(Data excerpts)

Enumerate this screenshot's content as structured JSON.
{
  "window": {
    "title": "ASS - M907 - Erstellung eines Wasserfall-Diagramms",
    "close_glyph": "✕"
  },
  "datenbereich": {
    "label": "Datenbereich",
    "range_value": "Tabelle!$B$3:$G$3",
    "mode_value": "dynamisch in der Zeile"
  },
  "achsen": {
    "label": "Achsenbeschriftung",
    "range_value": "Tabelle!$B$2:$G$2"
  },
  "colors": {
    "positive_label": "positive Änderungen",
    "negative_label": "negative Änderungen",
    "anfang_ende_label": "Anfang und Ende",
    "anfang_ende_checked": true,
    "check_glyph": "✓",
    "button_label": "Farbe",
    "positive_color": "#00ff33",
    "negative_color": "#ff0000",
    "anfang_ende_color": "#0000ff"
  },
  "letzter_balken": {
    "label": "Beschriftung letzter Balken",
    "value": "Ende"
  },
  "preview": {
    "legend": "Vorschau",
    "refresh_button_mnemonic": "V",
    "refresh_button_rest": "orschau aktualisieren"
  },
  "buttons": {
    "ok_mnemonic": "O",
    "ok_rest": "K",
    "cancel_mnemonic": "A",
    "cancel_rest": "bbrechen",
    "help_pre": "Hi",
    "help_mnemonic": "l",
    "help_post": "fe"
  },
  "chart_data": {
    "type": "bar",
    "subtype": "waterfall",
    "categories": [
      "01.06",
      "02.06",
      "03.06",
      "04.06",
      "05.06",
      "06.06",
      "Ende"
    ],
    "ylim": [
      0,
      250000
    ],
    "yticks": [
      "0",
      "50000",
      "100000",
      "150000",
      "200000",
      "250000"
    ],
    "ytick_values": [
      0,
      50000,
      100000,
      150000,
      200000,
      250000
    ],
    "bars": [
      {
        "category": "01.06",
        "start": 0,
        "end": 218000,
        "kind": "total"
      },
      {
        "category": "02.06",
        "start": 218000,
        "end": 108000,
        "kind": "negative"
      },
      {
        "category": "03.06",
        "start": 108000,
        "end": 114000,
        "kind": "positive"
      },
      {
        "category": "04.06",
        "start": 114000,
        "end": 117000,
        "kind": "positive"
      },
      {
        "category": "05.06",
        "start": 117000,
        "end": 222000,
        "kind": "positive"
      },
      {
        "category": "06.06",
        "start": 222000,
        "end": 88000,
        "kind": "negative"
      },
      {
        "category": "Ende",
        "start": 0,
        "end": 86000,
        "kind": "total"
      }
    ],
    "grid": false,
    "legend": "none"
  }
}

# Problem statement
Every line of the records above needs to be given again exactly.

# Task answer
Enumerate this screenshot's content as structured JSON.
{
  "window": {
    "title": "ASS - M907 - Erstellung eines Wasserfall-Diagramms",
    "close_glyph": "✕"
  },
  "datenbereich": {
    "label": "Datenbereich",
    "range_value": "Tabelle!$B$3:$G$3",
    "mode_value": "dynamisch in der Zeile"
  },
  "achsen": {
    "label": "Achsenbeschriftung",
    "range_value": "Tabelle!$B$2:$G$2"
  },
  "colors": {
    "positive_label": "positive Änderungen",
    "negative_label": "negative Änderungen",
    "anfang_ende_label": "Anfang und Ende",
    "anfang_ende_checked": true,
    "check_glyph": "✓",
    "button_label": "Farbe",
    "positive_color": "#00ff33",
    "negative_color": "#ff0000",
    "anfang_ende_color": "#0000ff"
  },
  "letzter_balken": {
    "label": "Beschriftung letzter Balken",
    "value": "Ende"
  },
  "preview": {
    "legend": "Vorschau",
    "refresh_button_mnemonic": "V",
    "refresh_button_rest": "orschau aktualisieren"
  },
  "buttons": {
    "ok_mnemonic": "O",
    "ok_rest": "K",
    "cancel_mnemonic": "A",
    "cancel_rest": "bbrechen",
    "help_pre": "Hi",
    "help_mnemonic": "l",
    "help_post": "fe"
  },
  "chart_data": {
    "type": "bar",
    "subtype": "waterfall",
    "categories": [
      "01.06",
      "02.06",
      "03.06",
      "04.06",
      "05.06",
      "06.06",
      "Ende"
    ],
    "ylim": [
      0,
      250000
    ],
    "yticks": [
      "0",
      "50000",
      "100000",
      "150000",
      "200000",
      "250000"
    ],
    "ytick_values": [
      0,
      50000,
      100000,
      150000,
      200000,
      250000
    ],
    "bars": [
      {
        "category": "01.06",
        "start": 0,
        "end": 218000,
        "kind": "total"
      },
      {
        "category": "02.06",
        "start": 218000,
        "end": 108000,
        "kind": "negative"
      },
      {
        "category": "03.06",
        "start": 108000,
        "end": 114000,
        "kind": "positive"
      },
      {
        "category": "04.06",
        "start": 114000,
        "end": 117000,
        "kind": "positive"
      },
      {
        "category": "05.06",
        "start": 117000,
        "end": 222000,
        "kind": "positive"
      },
      {
        "category": "06.06",
        "start": 222000,
        "end": 88000,
        "kind": "negative"
      },
      {
        "category": "Ende",
        "start": 0,
        "end": 86000,
        "kind": "total"
      }
    ],
    "grid": false,
    "legend": "none"
  }
}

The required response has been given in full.